The exercise » Locate each line with the string "Tannpleier" in the listing below and copy it.

Raw records »
- - - -
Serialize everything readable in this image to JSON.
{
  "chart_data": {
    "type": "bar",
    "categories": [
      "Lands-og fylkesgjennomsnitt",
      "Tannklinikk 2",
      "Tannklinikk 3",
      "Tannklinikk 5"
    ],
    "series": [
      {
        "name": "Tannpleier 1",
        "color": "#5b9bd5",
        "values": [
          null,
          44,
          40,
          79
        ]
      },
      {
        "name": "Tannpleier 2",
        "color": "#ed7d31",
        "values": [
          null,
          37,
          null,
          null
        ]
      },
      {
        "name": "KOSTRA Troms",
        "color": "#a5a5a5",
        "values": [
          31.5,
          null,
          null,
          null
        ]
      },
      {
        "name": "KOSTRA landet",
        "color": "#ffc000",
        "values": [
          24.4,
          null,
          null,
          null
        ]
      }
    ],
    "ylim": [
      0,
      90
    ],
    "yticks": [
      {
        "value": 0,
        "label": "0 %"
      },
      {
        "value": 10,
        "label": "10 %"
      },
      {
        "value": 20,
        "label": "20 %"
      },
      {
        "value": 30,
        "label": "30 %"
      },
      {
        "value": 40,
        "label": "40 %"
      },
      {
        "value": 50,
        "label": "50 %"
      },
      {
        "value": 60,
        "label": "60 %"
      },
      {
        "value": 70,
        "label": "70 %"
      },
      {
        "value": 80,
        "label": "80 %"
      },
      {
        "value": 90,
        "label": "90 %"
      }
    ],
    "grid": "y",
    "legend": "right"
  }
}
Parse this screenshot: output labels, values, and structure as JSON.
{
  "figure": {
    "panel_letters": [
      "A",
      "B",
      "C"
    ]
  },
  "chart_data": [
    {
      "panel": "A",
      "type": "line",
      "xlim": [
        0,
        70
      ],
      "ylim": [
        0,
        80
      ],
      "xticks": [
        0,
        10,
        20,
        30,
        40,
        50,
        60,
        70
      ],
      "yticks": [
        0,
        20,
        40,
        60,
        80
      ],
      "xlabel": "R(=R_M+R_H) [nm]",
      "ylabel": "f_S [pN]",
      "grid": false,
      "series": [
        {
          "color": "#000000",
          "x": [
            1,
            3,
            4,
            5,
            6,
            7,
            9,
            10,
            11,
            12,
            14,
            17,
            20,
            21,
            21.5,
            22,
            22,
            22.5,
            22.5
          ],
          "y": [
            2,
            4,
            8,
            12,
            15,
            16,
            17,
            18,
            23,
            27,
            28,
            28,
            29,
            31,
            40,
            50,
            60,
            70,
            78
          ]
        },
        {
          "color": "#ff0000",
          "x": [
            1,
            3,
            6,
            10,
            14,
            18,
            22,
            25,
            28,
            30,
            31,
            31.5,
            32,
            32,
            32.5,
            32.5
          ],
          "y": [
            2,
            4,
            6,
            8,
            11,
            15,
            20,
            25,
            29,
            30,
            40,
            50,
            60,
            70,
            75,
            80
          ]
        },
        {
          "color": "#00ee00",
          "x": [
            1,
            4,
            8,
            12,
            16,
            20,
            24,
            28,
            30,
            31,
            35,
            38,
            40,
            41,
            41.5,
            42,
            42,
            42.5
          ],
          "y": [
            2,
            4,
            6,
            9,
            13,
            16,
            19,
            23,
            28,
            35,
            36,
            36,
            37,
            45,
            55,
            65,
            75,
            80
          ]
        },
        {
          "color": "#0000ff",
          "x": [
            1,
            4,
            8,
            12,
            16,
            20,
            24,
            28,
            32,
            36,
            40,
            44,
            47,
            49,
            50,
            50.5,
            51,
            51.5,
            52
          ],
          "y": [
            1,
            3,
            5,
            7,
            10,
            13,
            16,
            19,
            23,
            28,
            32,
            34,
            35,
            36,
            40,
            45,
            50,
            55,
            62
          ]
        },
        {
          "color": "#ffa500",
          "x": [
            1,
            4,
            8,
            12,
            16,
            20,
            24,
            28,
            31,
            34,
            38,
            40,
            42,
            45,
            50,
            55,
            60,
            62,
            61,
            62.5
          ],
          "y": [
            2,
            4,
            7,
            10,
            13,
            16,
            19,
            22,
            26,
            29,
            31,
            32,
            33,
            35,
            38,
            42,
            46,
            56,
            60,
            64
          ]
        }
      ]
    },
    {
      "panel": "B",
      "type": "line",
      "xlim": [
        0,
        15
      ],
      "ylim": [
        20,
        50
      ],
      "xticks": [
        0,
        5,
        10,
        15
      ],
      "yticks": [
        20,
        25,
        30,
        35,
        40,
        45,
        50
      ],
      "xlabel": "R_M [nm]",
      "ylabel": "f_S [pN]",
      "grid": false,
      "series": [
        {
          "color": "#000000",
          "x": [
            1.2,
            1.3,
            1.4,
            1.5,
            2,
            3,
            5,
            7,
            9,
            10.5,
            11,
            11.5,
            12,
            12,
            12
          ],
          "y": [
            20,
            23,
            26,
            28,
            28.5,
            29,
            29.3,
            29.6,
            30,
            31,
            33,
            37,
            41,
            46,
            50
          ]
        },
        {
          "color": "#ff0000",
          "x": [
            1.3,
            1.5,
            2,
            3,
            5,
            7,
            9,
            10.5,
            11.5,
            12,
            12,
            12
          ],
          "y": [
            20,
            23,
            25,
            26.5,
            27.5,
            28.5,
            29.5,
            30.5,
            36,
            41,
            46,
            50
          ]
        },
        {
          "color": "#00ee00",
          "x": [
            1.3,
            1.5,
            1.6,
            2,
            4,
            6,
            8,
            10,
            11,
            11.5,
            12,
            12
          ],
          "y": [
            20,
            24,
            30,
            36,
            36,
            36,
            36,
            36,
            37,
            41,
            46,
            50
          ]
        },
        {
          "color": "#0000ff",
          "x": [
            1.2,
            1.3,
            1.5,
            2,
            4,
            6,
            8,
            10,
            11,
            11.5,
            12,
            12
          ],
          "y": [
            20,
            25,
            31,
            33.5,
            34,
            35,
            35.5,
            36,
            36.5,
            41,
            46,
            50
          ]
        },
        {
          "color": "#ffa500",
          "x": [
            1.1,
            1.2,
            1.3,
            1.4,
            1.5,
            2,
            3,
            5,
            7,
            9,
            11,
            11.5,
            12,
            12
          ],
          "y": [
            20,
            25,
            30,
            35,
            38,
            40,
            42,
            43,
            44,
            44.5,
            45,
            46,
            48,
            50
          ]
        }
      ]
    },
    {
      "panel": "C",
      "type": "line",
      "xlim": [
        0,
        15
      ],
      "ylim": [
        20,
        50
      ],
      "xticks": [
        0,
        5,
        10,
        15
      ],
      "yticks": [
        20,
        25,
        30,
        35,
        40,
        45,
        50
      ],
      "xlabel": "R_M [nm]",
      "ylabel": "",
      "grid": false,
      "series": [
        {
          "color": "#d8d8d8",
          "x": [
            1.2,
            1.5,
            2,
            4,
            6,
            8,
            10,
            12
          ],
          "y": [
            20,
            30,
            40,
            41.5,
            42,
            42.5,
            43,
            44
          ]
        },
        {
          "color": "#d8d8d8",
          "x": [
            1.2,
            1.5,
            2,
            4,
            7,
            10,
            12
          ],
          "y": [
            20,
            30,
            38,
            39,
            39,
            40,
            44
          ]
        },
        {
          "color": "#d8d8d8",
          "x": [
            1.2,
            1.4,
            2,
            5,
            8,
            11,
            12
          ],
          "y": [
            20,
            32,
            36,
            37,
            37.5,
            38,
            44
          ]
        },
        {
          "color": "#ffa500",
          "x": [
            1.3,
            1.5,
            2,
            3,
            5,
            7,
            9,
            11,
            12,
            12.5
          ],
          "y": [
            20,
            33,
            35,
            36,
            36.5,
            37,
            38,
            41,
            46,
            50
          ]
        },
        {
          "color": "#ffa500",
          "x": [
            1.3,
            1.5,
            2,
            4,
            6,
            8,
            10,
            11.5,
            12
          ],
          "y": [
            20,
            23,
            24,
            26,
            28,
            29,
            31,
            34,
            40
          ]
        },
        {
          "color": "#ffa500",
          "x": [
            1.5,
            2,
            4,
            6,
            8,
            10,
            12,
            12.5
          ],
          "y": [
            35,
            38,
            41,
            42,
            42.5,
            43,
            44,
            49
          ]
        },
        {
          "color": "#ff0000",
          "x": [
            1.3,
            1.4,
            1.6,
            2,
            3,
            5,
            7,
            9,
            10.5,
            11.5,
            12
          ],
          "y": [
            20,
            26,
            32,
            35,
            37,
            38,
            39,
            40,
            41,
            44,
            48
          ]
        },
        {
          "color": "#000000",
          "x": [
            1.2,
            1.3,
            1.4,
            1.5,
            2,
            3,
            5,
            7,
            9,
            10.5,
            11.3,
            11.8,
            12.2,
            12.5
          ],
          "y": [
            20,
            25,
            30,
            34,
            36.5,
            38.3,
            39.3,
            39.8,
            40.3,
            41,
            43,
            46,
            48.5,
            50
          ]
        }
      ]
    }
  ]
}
- - - -
Result for this exercise »
        "name": "Tannpleier 1",
        "name": "Tannpleier 2",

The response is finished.